* Input data *
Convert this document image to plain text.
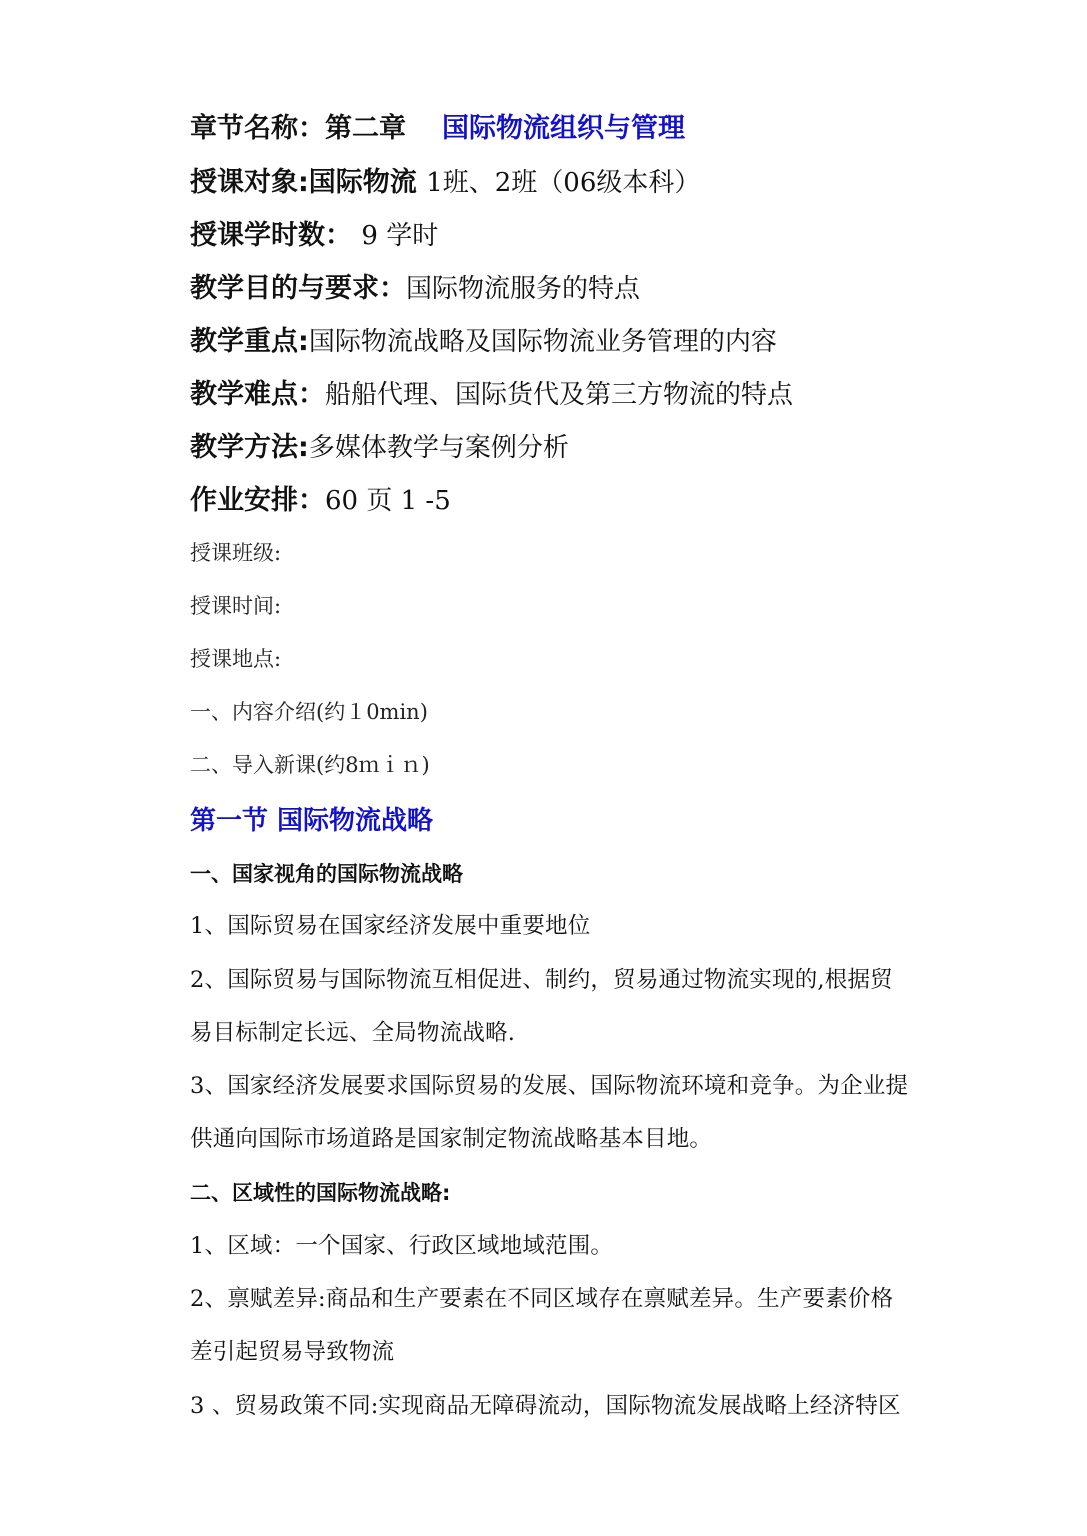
章节名称：第二章 国际物流组织与管理
授课对象:国际物流 1班、2班（06级本科）
授课学时数： 9 学时
教学目的与要求：国际物流服务的特点
教学重点:国际物流战略及国际物流业务管理的内容
教学难点：船船代理、国际货代及第三方物流的特点
教学方法:多媒体教学与案例分析
作业安排：60 页 1 -5
授课班级:
授课时间:
授课地点:
一、内容介绍(约１0min)
二、导入新课(约8ｍｉｎ)
第一节 国际物流战略
一、国家视角的国际物流战略
1、国际贸易在国家经济发展中重要地位
2、国际贸易与国际物流互相促进、制约，贸易通过物流实现的,根据贸
易目标制定长远、全局物流战略.
3、国家经济发展要求国际贸易的发展、国际物流环境和竞争。为企业提
供通向国际市场道路是国家制定物流战略基本目地。
二、区域性的国际物流战略:
1、区域：一个国家、行政区域地域范围。
2、禀赋差异:商品和生产要素在不同区域存在禀赋差异。生产要素价格
差引起贸易导致物流
3 、贸易政策不同:实现商品无障碍流动，国际物流发展战略上经济特区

* Task instructions *
Go through the data above and transcribe it in full, omitting any image.

* Task response *
Convert this document image to plain text.
章节名称：第二章 国际物流组织与管理
授课对象:国际物流 1班、2班（06级本科）
授课学时数： 9 学时
教学目的与要求：国际物流服务的特点
教学重点:国际物流战略及国际物流业务管理的内容
教学难点：船船代理、国际货代及第三方物流的特点
教学方法:多媒体教学与案例分析
作业安排：60 页 1 -5
授课班级:
授课时间:
授课地点:
一、内容介绍(约１0min)
二、导入新课(约8ｍｉｎ)
第一节 国际物流战略
一、国家视角的国际物流战略
1、国际贸易在国家经济发展中重要地位
2、国际贸易与国际物流互相促进、制约，贸易通过物流实现的,根据贸
易目标制定长远、全局物流战略.
3、国家经济发展要求国际贸易的发展、国际物流环境和竞争。为企业提
供通向国际市场道路是国家制定物流战略基本目地。
二、区域性的国际物流战略:
1、区域：一个国家、行政区域地域范围。
2、禀赋差异:商品和生产要素在不同区域存在禀赋差异。生产要素价格
差引起贸易导致物流
3 、贸易政策不同:实现商品无障碍流动，国际物流发展战略上经济特区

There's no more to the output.